---------- GIVEN DATA

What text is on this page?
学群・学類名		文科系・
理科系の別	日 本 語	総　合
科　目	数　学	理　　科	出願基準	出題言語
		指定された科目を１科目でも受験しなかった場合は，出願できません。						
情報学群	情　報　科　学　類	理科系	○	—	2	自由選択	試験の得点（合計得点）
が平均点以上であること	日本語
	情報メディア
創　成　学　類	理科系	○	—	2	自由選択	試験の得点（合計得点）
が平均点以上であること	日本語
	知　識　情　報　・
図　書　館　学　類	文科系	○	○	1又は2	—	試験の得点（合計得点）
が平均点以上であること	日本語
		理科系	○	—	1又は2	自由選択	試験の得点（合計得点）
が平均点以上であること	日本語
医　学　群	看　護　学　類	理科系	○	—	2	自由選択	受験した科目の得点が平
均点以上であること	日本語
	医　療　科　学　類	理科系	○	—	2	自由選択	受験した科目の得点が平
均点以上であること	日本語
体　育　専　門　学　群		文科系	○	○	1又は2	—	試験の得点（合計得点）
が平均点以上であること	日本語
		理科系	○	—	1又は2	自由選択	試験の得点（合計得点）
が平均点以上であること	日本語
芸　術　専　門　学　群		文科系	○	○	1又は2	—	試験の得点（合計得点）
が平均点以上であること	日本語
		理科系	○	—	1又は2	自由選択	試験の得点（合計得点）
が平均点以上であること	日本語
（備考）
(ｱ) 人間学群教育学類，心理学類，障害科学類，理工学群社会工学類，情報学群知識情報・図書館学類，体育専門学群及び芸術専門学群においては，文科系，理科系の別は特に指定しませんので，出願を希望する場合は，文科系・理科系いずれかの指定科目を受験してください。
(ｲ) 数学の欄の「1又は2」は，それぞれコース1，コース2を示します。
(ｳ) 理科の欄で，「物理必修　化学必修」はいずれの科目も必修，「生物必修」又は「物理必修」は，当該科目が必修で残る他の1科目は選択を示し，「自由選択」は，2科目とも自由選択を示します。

--------------------

## INSTRUCTIONS FOR THE TASK
Repeat the data precisely, reproducing every entry.

## TASK RESULT
What text is on this page?
学群・学類名		文科系・
理科系の別	日 本 語	総　合
科　目	数　学	理　　科	出願基準	出題言語
		指定された科目を１科目でも受験しなかった場合は，出願できません。						
情報学群	情　報　科　学　類	理科系	○	—	2	自由選択	試験の得点（合計得点）
が平均点以上であること	日本語
	情報メディア
創　成　学　類	理科系	○	—	2	自由選択	試験の得点（合計得点）
が平均点以上であること	日本語
	知　識　情　報　・
図　書　館　学　類	文科系	○	○	1又は2	—	試験の得点（合計得点）
が平均点以上であること	日本語
		理科系	○	—	1又は2	自由選択	試験の得点（合計得点）
が平均点以上であること	日本語
医　学　群	看　護　学　類	理科系	○	—	2	自由選択	受験した科目の得点が平
均点以上であること	日本語
	医　療　科　学　類	理科系	○	—	2	自由選択	受験した科目の得点が平
均点以上であること	日本語
体　育　専　門　学　群		文科系	○	○	1又は2	—	試験の得点（合計得点）
が平均点以上であること	日本語
		理科系	○	—	1又は2	自由選択	試験の得点（合計得点）
が平均点以上であること	日本語
芸　術　専　門　学　群		文科系	○	○	1又は2	—	試験の得点（合計得点）
が平均点以上であること	日本語
		理科系	○	—	1又は2	自由選択	試験の得点（合計得点）
が平均点以上であること	日本語
（備考）
(ｱ) 人間学群教育学類，心理学類，障害科学類，理工学群社会工学類，情報学群知識情報・図書館学類，体育専門学群及び芸術専門学群においては，文科系，理科系の別は特に指定しませんので，出願を希望する場合は，文科系・理科系いずれかの指定科目を受験してください。
(ｲ) 数学の欄の「1又は2」は，それぞれコース1，コース2を示します。
(ｳ) 理科の欄で，「物理必修　化学必修」はいずれの科目も必修，「生物必修」又は「物理必修」は，当該科目が必修で残る他の1科目は選択を示し，「自由選択」は，2科目とも自由選択を示します。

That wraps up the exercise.